begin Extracted entries
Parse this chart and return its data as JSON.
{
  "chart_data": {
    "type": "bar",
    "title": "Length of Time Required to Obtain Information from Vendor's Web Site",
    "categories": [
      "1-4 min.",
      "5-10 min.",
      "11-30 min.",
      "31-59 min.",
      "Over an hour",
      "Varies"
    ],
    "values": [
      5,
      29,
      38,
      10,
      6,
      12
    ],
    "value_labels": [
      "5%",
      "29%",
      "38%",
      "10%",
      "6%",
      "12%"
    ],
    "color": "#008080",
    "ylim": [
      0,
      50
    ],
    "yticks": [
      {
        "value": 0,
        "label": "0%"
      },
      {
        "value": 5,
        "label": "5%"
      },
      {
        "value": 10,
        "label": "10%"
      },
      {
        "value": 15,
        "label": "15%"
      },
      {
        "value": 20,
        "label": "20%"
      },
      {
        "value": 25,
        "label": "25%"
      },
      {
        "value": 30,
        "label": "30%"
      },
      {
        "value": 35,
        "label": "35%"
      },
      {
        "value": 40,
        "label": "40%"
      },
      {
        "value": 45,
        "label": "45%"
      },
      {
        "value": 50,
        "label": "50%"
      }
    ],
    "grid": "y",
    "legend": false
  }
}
end Extracted entries
begin Extracted entries
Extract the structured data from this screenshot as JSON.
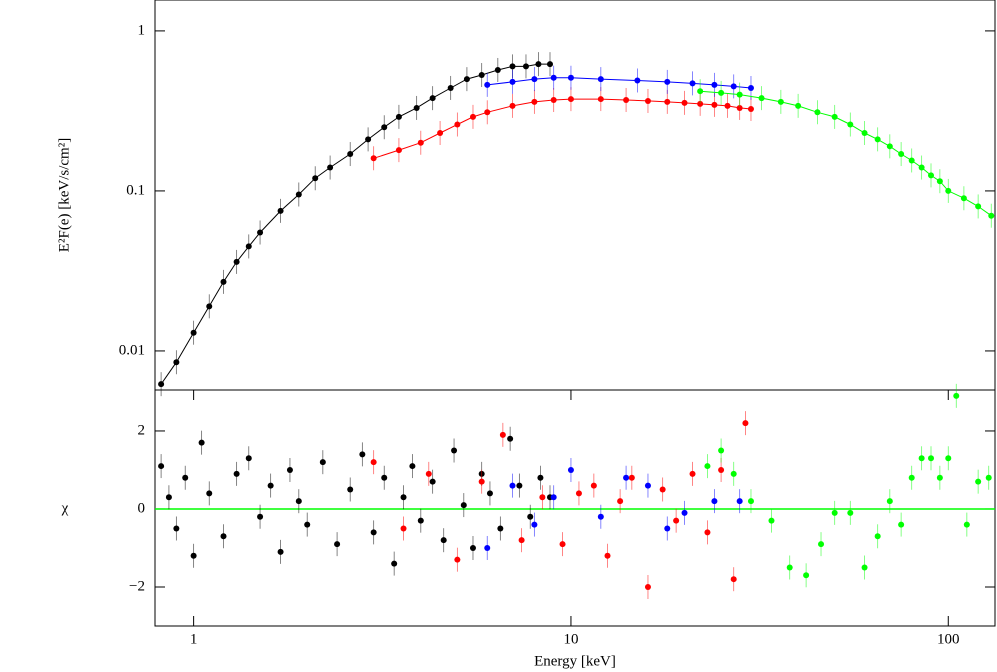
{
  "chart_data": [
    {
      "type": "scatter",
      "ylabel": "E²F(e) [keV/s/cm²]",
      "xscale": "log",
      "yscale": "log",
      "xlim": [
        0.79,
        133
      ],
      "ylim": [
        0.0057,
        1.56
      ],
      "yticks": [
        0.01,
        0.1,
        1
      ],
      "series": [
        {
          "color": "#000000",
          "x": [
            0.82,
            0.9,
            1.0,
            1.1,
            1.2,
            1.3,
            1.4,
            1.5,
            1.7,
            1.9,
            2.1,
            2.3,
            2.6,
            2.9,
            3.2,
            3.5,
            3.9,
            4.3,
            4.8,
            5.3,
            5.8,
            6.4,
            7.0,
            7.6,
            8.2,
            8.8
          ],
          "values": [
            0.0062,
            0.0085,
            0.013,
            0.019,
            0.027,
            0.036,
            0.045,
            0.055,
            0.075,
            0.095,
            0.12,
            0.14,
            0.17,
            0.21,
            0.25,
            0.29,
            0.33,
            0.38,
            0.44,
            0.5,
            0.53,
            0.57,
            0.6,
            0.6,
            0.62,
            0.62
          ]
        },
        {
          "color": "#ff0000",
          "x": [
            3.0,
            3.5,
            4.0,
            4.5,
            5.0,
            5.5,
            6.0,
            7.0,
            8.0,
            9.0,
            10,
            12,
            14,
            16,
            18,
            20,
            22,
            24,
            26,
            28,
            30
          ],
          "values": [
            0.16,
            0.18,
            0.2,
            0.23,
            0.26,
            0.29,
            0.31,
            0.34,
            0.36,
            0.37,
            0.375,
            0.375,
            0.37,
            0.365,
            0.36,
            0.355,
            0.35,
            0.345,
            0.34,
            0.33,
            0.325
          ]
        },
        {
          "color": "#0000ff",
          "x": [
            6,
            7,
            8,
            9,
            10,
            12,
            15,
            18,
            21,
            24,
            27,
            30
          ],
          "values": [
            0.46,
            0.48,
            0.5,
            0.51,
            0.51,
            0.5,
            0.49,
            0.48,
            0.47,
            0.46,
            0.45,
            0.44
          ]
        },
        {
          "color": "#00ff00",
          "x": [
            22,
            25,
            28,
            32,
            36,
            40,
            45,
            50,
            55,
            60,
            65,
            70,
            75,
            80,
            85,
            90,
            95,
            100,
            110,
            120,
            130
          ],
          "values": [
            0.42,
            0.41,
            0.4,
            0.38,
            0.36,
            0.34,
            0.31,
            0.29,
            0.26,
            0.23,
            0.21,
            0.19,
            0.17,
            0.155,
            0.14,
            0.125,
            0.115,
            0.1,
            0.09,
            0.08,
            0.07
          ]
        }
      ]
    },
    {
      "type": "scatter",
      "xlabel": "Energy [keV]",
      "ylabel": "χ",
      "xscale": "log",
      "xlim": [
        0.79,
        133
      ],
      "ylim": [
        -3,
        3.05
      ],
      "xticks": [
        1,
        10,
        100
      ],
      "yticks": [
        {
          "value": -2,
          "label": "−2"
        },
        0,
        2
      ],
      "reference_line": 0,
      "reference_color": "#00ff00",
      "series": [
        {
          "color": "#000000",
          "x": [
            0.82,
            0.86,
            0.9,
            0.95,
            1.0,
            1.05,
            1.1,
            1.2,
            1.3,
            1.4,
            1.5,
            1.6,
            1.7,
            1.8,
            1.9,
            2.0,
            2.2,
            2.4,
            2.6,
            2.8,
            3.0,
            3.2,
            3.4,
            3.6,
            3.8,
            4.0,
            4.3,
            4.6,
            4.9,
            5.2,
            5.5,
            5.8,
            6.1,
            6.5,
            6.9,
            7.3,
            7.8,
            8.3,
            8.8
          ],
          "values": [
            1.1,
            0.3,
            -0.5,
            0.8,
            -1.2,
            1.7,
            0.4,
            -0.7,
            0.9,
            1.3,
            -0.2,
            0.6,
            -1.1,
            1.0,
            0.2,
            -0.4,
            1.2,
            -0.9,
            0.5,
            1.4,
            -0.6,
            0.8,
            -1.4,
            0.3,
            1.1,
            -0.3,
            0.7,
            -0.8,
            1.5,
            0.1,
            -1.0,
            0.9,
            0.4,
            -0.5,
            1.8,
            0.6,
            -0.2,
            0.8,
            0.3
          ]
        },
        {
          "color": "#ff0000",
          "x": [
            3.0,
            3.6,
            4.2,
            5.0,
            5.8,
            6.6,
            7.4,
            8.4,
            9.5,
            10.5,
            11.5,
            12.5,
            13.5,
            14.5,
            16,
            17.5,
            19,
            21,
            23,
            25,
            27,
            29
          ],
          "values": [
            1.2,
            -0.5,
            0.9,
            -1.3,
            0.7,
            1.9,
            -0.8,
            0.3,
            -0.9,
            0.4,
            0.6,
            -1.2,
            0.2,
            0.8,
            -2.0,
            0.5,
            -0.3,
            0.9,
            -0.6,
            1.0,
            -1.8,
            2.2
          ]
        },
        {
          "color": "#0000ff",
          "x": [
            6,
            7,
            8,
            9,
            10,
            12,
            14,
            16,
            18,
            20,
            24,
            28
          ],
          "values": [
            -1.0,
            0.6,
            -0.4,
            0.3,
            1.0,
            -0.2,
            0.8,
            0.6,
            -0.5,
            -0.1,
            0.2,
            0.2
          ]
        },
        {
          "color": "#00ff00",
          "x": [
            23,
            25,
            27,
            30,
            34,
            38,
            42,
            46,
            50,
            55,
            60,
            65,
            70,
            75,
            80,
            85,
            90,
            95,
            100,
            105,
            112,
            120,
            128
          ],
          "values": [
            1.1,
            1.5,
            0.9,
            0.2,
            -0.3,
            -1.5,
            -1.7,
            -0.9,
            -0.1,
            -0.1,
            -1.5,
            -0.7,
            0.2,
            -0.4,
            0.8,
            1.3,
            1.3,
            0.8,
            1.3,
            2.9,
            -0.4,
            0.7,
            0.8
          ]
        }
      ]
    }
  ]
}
end Extracted entries
*To be done:* Select all lines in the listing that include the word "this".

*Exercise answer:*
Parse this chart and return its data as JSON.
Extract the structured data from this screenshot as JSON.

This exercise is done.